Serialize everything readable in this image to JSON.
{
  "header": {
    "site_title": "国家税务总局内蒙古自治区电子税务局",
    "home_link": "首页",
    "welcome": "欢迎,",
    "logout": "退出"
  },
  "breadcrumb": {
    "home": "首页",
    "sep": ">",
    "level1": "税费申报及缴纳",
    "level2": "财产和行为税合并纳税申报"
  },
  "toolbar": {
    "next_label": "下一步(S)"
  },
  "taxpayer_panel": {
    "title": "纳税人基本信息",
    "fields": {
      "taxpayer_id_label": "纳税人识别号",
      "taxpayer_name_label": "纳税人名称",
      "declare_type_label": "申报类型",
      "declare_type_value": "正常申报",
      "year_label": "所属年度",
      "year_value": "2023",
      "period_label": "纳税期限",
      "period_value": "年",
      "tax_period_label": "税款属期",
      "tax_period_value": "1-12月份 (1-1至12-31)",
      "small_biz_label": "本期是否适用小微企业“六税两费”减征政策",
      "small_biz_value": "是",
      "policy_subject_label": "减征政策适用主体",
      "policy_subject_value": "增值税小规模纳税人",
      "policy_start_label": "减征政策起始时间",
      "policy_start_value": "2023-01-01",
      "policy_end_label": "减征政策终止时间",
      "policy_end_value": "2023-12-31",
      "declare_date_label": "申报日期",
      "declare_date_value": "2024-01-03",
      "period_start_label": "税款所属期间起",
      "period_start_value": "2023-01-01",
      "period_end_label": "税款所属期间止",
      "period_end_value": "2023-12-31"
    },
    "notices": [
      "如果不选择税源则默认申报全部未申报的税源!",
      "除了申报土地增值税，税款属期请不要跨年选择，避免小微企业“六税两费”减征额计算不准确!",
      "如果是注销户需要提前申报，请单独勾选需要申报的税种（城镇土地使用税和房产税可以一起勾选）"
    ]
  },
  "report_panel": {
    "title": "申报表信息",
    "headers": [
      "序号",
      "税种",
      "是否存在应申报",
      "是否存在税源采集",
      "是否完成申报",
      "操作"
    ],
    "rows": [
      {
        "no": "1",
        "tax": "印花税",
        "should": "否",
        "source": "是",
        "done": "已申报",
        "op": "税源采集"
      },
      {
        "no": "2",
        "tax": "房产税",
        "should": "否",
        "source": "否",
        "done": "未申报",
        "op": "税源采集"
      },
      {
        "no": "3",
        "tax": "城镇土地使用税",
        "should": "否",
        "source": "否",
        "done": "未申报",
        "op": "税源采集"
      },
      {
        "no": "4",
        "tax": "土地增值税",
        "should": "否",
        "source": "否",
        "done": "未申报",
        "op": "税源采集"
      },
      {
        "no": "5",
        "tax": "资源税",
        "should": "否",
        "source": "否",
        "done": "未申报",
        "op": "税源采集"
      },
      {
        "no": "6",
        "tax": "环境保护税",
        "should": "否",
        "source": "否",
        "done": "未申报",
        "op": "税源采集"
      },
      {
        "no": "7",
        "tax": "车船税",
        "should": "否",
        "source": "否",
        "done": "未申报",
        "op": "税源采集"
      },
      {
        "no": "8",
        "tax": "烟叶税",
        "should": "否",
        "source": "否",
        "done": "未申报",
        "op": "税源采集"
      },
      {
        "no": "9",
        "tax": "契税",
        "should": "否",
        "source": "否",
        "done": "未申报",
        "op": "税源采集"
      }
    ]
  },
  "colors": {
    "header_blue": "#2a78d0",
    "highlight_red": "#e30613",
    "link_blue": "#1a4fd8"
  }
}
——————
[Exercise] Your task is to retype all the records above with nothing left out.

[Exercise result]
Serialize everything readable in this image to JSON.
{
  "header": {
    "site_title": "国家税务总局内蒙古自治区电子税务局",
    "home_link": "首页",
    "welcome": "欢迎,",
    "logout": "退出"
  },
  "breadcrumb": {
    "home": "首页",
    "sep": ">",
    "level1": "税费申报及缴纳",
    "level2": "财产和行为税合并纳税申报"
  },
  "toolbar": {
    "next_label": "下一步(S)"
  },
  "taxpayer_panel": {
    "title": "纳税人基本信息",
    "fields": {
      "taxpayer_id_label": "纳税人识别号",
      "taxpayer_name_label": "纳税人名称",
      "declare_type_label": "申报类型",
      "declare_type_value": "正常申报",
      "year_label": "所属年度",
      "year_value": "2023",
      "period_label": "纳税期限",
      "period_value": "年",
      "tax_period_label": "税款属期",
      "tax_period_value": "1-12月份 (1-1至12-31)",
      "small_biz_label": "本期是否适用小微企业“六税两费”减征政策",
      "small_biz_value": "是",
      "policy_subject_label": "减征政策适用主体",
      "policy_subject_value": "增值税小规模纳税人",
      "policy_start_label": "减征政策起始时间",
      "policy_start_value": "2023-01-01",
      "policy_end_label": "减征政策终止时间",
      "policy_end_value": "2023-12-31",
      "declare_date_label": "申报日期",
      "declare_date_value": "2024-01-03",
      "period_start_label": "税款所属期间起",
      "period_start_value": "2023-01-01",
      "period_end_label": "税款所属期间止",
      "period_end_value": "2023-12-31"
    },
    "notices": [
      "如果不选择税源则默认申报全部未申报的税源!",
      "除了申报土地增值税，税款属期请不要跨年选择，避免小微企业“六税两费”减征额计算不准确!",
      "如果是注销户需要提前申报，请单独勾选需要申报的税种（城镇土地使用税和房产税可以一起勾选）"
    ]
  },
  "report_panel": {
    "title": "申报表信息",
    "headers": [
      "序号",
      "税种",
      "是否存在应申报",
      "是否存在税源采集",
      "是否完成申报",
      "操作"
    ],
    "rows": [
      {
        "no": "1",
        "tax": "印花税",
        "should": "否",
        "source": "是",
        "done": "已申报",
        "op": "税源采集"
      },
      {
        "no": "2",
        "tax": "房产税",
        "should": "否",
        "source": "否",
        "done": "未申报",
        "op": "税源采集"
      },
      {
        "no": "3",
        "tax": "城镇土地使用税",
        "should": "否",
        "source": "否",
        "done": "未申报",
        "op": "税源采集"
      },
      {
        "no": "4",
        "tax": "土地增值税",
        "should": "否",
        "source": "否",
        "done": "未申报",
        "op": "税源采集"
      },
      {
        "no": "5",
        "tax": "资源税",
        "should": "否",
        "source": "否",
        "done": "未申报",
        "op": "税源采集"
      },
      {
        "no": "6",
        "tax": "环境保护税",
        "should": "否",
        "source": "否",
        "done": "未申报",
        "op": "税源采集"
      },
      {
        "no": "7",
        "tax": "车船税",
        "should": "否",
        "source": "否",
        "done": "未申报",
        "op": "税源采集"
      },
      {
        "no": "8",
        "tax": "烟叶税",
        "should": "否",
        "source": "否",
        "done": "未申报",
        "op": "税源采集"
      },
      {
        "no": "9",
        "tax": "契税",
        "should": "否",
        "source": "否",
        "done": "未申报",
        "op": "税源采集"
      }
    ]
  },
  "colors": {
    "header_blue": "#2a78d0",
    "highlight_red": "#e30613",
    "link_blue": "#1a4fd8"
  }
}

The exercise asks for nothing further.